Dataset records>
• • •
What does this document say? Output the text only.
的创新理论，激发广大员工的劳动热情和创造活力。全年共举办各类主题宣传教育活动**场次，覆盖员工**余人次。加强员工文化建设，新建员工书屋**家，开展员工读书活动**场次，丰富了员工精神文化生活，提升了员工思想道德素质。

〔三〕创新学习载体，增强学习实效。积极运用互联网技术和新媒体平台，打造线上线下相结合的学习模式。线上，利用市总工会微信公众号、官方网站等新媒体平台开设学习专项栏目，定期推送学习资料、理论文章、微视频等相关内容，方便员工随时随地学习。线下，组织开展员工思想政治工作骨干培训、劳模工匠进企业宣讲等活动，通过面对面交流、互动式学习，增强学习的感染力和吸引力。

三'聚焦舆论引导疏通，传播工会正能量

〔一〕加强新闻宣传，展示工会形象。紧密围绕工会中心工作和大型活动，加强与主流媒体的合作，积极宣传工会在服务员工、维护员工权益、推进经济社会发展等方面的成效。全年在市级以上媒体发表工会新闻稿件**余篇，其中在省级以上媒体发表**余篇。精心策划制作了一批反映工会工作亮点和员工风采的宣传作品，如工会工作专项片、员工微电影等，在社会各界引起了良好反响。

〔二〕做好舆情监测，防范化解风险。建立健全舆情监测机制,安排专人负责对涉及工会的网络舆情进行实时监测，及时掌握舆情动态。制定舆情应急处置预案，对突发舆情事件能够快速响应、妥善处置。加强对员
• • •
STATED TASK> Write out every entry exactly as given.

ANSWER FOR THIS EXERCISE>
What does this document say? Output the text only.
的创新理论，激发广大员工的劳动热情和创造活力。全年共举办各类主题宣传教育活动**场次，覆盖员工**余人次。加强员工文化建设，新建员工书屋**家，开展员工读书活动**场次，丰富了员工精神文化生活，提升了员工思想道德素质。

〔三〕创新学习载体，增强学习实效。积极运用互联网技术和新媒体平台，打造线上线下相结合的学习模式。线上，利用市总工会微信公众号、官方网站等新媒体平台开设学习专项栏目，定期推送学习资料、理论文章、微视频等相关内容，方便员工随时随地学习。线下，组织开展员工思想政治工作骨干培训、劳模工匠进企业宣讲等活动，通过面对面交流、互动式学习，增强学习的感染力和吸引力。

三'聚焦舆论引导疏通，传播工会正能量

〔一〕加强新闻宣传，展示工会形象。紧密围绕工会中心工作和大型活动，加强与主流媒体的合作，积极宣传工会在服务员工、维护员工权益、推进经济社会发展等方面的成效。全年在市级以上媒体发表工会新闻稿件**余篇，其中在省级以上媒体发表**余篇。精心策划制作了一批反映工会工作亮点和员工风采的宣传作品，如工会工作专项片、员工微电影等，在社会各界引起了良好反响。

〔二〕做好舆情监测，防范化解风险。建立健全舆情监测机制,安排专人负责对涉及工会的网络舆情进行实时监测，及时掌握舆情动态。制定舆情应急处置预案，对突发舆情事件能够快速响应、妥善处置。加强对员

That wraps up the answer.